DATA SHOWN

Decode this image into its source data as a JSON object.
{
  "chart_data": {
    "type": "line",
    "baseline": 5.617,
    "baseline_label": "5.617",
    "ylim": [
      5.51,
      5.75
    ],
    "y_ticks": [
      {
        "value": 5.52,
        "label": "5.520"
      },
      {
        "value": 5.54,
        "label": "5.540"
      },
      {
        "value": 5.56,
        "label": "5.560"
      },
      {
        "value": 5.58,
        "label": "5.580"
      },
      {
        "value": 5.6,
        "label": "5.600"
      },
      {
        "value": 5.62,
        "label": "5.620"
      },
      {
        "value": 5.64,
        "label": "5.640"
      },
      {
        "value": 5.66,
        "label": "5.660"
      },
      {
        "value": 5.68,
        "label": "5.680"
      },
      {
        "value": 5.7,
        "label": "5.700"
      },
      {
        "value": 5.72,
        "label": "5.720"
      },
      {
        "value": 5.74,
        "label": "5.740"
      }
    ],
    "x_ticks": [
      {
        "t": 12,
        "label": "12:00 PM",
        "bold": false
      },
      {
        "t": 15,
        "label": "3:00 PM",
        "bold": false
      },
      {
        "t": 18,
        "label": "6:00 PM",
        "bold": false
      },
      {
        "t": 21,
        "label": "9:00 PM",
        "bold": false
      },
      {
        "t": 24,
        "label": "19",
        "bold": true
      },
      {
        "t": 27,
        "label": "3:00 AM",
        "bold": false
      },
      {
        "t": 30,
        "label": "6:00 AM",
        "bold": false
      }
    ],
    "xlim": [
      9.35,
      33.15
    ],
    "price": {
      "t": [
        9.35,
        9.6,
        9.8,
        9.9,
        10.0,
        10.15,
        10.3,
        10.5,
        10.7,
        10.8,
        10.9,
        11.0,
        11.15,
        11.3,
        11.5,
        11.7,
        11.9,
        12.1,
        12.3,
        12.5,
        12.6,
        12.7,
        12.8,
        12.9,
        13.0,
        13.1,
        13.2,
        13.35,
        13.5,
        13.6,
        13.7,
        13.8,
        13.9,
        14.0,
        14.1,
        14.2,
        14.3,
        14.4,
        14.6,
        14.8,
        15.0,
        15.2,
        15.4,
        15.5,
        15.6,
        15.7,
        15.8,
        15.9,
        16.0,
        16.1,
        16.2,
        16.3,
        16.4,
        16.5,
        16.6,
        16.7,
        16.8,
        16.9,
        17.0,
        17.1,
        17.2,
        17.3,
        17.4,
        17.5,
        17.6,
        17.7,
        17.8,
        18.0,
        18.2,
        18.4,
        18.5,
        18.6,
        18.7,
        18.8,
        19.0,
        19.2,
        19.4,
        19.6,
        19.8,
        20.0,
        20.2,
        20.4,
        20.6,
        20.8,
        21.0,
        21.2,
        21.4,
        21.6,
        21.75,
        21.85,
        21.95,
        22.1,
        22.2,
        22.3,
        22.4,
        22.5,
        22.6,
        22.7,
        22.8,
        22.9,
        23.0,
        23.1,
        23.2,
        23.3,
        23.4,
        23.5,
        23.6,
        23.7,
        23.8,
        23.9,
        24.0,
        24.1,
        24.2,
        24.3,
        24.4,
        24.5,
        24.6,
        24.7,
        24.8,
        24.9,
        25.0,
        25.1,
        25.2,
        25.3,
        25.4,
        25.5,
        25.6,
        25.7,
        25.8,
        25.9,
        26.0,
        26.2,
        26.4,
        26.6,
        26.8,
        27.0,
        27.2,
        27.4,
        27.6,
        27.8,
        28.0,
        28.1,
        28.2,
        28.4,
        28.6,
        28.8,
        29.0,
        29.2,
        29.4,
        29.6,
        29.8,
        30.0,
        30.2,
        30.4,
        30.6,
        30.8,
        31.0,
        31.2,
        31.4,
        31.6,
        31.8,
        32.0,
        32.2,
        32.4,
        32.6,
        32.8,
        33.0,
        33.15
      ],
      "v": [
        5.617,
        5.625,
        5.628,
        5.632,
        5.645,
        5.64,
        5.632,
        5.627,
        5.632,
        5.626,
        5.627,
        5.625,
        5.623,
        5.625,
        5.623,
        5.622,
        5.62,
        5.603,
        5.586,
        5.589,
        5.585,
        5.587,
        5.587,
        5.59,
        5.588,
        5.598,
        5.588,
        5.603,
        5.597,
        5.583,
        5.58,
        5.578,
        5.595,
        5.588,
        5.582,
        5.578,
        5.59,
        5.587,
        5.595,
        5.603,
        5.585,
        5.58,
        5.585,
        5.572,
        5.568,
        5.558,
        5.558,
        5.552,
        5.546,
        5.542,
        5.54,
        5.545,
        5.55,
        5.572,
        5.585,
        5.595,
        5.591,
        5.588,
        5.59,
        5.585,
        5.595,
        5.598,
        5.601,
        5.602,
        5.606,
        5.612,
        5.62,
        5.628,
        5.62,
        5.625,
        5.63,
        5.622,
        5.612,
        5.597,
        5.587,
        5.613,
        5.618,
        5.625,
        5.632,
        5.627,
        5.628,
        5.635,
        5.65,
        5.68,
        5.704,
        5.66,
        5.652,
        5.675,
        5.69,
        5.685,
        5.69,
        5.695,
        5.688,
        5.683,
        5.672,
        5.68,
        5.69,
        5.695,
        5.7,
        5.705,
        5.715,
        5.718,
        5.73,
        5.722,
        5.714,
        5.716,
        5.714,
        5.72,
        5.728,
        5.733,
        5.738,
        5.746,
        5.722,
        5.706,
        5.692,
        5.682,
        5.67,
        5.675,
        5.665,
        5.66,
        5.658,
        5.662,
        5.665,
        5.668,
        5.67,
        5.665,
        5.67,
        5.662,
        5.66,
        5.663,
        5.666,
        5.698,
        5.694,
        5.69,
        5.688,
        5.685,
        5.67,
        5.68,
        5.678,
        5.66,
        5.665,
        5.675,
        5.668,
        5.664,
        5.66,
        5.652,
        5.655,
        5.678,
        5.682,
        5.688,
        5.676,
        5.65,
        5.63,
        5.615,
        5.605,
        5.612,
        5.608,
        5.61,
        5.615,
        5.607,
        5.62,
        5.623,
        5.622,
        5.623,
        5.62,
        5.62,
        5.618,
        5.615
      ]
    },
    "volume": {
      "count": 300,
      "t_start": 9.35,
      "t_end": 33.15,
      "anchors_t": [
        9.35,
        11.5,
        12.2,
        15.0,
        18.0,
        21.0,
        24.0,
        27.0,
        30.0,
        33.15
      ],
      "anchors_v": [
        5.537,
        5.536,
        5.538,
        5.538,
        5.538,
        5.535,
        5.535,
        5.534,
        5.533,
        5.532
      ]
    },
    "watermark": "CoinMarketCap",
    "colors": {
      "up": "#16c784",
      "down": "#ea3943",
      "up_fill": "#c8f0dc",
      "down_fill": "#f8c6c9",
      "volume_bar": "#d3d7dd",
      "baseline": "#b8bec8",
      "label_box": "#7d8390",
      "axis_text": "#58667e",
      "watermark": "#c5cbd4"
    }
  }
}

STATED EXERCISE
Set down all of the data above, word for word.

SOLUTION BELOW
Decode this image into its source data as a JSON object.
{
  "chart_data": {
    "type": "line",
    "baseline": 5.617,
    "baseline_label": "5.617",
    "ylim": [
      5.51,
      5.75
    ],
    "y_ticks": [
      {
        "value": 5.52,
        "label": "5.520"
      },
      {
        "value": 5.54,
        "label": "5.540"
      },
      {
        "value": 5.56,
        "label": "5.560"
      },
      {
        "value": 5.58,
        "label": "5.580"
      },
      {
        "value": 5.6,
        "label": "5.600"
      },
      {
        "value": 5.62,
        "label": "5.620"
      },
      {
        "value": 5.64,
        "label": "5.640"
      },
      {
        "value": 5.66,
        "label": "5.660"
      },
      {
        "value": 5.68,
        "label": "5.680"
      },
      {
        "value": 5.7,
        "label": "5.700"
      },
      {
        "value": 5.72,
        "label": "5.720"
      },
      {
        "value": 5.74,
        "label": "5.740"
      }
    ],
    "x_ticks": [
      {
        "t": 12,
        "label": "12:00 PM",
        "bold": false
      },
      {
        "t": 15,
        "label": "3:00 PM",
        "bold": false
      },
      {
        "t": 18,
        "label": "6:00 PM",
        "bold": false
      },
      {
        "t": 21,
        "label": "9:00 PM",
        "bold": false
      },
      {
        "t": 24,
        "label": "19",
        "bold": true
      },
      {
        "t": 27,
        "label": "3:00 AM",
        "bold": false
      },
      {
        "t": 30,
        "label": "6:00 AM",
        "bold": false
      }
    ],
    "xlim": [
      9.35,
      33.15
    ],
    "price": {
      "t": [
        9.35,
        9.6,
        9.8,
        9.9,
        10.0,
        10.15,
        10.3,
        10.5,
        10.7,
        10.8,
        10.9,
        11.0,
        11.15,
        11.3,
        11.5,
        11.7,
        11.9,
        12.1,
        12.3,
        12.5,
        12.6,
        12.7,
        12.8,
        12.9,
        13.0,
        13.1,
        13.2,
        13.35,
        13.5,
        13.6,
        13.7,
        13.8,
        13.9,
        14.0,
        14.1,
        14.2,
        14.3,
        14.4,
        14.6,
        14.8,
        15.0,
        15.2,
        15.4,
        15.5,
        15.6,
        15.7,
        15.8,
        15.9,
        16.0,
        16.1,
        16.2,
        16.3,
        16.4,
        16.5,
        16.6,
        16.7,
        16.8,
        16.9,
        17.0,
        17.1,
        17.2,
        17.3,
        17.4,
        17.5,
        17.6,
        17.7,
        17.8,
        18.0,
        18.2,
        18.4,
        18.5,
        18.6,
        18.7,
        18.8,
        19.0,
        19.2,
        19.4,
        19.6,
        19.8,
        20.0,
        20.2,
        20.4,
        20.6,
        20.8,
        21.0,
        21.2,
        21.4,
        21.6,
        21.75,
        21.85,
        21.95,
        22.1,
        22.2,
        22.3,
        22.4,
        22.5,
        22.6,
        22.7,
        22.8,
        22.9,
        23.0,
        23.1,
        23.2,
        23.3,
        23.4,
        23.5,
        23.6,
        23.7,
        23.8,
        23.9,
        24.0,
        24.1,
        24.2,
        24.3,
        24.4,
        24.5,
        24.6,
        24.7,
        24.8,
        24.9,
        25.0,
        25.1,
        25.2,
        25.3,
        25.4,
        25.5,
        25.6,
        25.7,
        25.8,
        25.9,
        26.0,
        26.2,
        26.4,
        26.6,
        26.8,
        27.0,
        27.2,
        27.4,
        27.6,
        27.8,
        28.0,
        28.1,
        28.2,
        28.4,
        28.6,
        28.8,
        29.0,
        29.2,
        29.4,
        29.6,
        29.8,
        30.0,
        30.2,
        30.4,
        30.6,
        30.8,
        31.0,
        31.2,
        31.4,
        31.6,
        31.8,
        32.0,
        32.2,
        32.4,
        32.6,
        32.8,
        33.0,
        33.15
      ],
      "v": [
        5.617,
        5.625,
        5.628,
        5.632,
        5.645,
        5.64,
        5.632,
        5.627,
        5.632,
        5.626,
        5.627,
        5.625,
        5.623,
        5.625,
        5.623,
        5.622,
        5.62,
        5.603,
        5.586,
        5.589,
        5.585,
        5.587,
        5.587,
        5.59,
        5.588,
        5.598,
        5.588,
        5.603,
        5.597,
        5.583,
        5.58,
        5.578,
        5.595,
        5.588,
        5.582,
        5.578,
        5.59,
        5.587,
        5.595,
        5.603,
        5.585,
        5.58,
        5.585,
        5.572,
        5.568,
        5.558,
        5.558,
        5.552,
        5.546,
        5.542,
        5.54,
        5.545,
        5.55,
        5.572,
        5.585,
        5.595,
        5.591,
        5.588,
        5.59,
        5.585,
        5.595,
        5.598,
        5.601,
        5.602,
        5.606,
        5.612,
        5.62,
        5.628,
        5.62,
        5.625,
        5.63,
        5.622,
        5.612,
        5.597,
        5.587,
        5.613,
        5.618,
        5.625,
        5.632,
        5.627,
        5.628,
        5.635,
        5.65,
        5.68,
        5.704,
        5.66,
        5.652,
        5.675,
        5.69,
        5.685,
        5.69,
        5.695,
        5.688,
        5.683,
        5.672,
        5.68,
        5.69,
        5.695,
        5.7,
        5.705,
        5.715,
        5.718,
        5.73,
        5.722,
        5.714,
        5.716,
        5.714,
        5.72,
        5.728,
        5.733,
        5.738,
        5.746,
        5.722,
        5.706,
        5.692,
        5.682,
        5.67,
        5.675,
        5.665,
        5.66,
        5.658,
        5.662,
        5.665,
        5.668,
        5.67,
        5.665,
        5.67,
        5.662,
        5.66,
        5.663,
        5.666,
        5.698,
        5.694,
        5.69,
        5.688,
        5.685,
        5.67,
        5.68,
        5.678,
        5.66,
        5.665,
        5.675,
        5.668,
        5.664,
        5.66,
        5.652,
        5.655,
        5.678,
        5.682,
        5.688,
        5.676,
        5.65,
        5.63,
        5.615,
        5.605,
        5.612,
        5.608,
        5.61,
        5.615,
        5.607,
        5.62,
        5.623,
        5.622,
        5.623,
        5.62,
        5.62,
        5.618,
        5.615
      ]
    },
    "volume": {
      "count": 300,
      "t_start": 9.35,
      "t_end": 33.15,
      "anchors_t": [
        9.35,
        11.5,
        12.2,
        15.0,
        18.0,
        21.0,
        24.0,
        27.0,
        30.0,
        33.15
      ],
      "anchors_v": [
        5.537,
        5.536,
        5.538,
        5.538,
        5.538,
        5.535,
        5.535,
        5.534,
        5.533,
        5.532
      ]
    },
    "watermark": "CoinMarketCap",
    "colors": {
      "up": "#16c784",
      "down": "#ea3943",
      "up_fill": "#c8f0dc",
      "down_fill": "#f8c6c9",
      "volume_bar": "#d3d7dd",
      "baseline": "#b8bec8",
      "label_box": "#7d8390",
      "axis_text": "#58667e",
      "watermark": "#c5cbd4"
    }
  }
}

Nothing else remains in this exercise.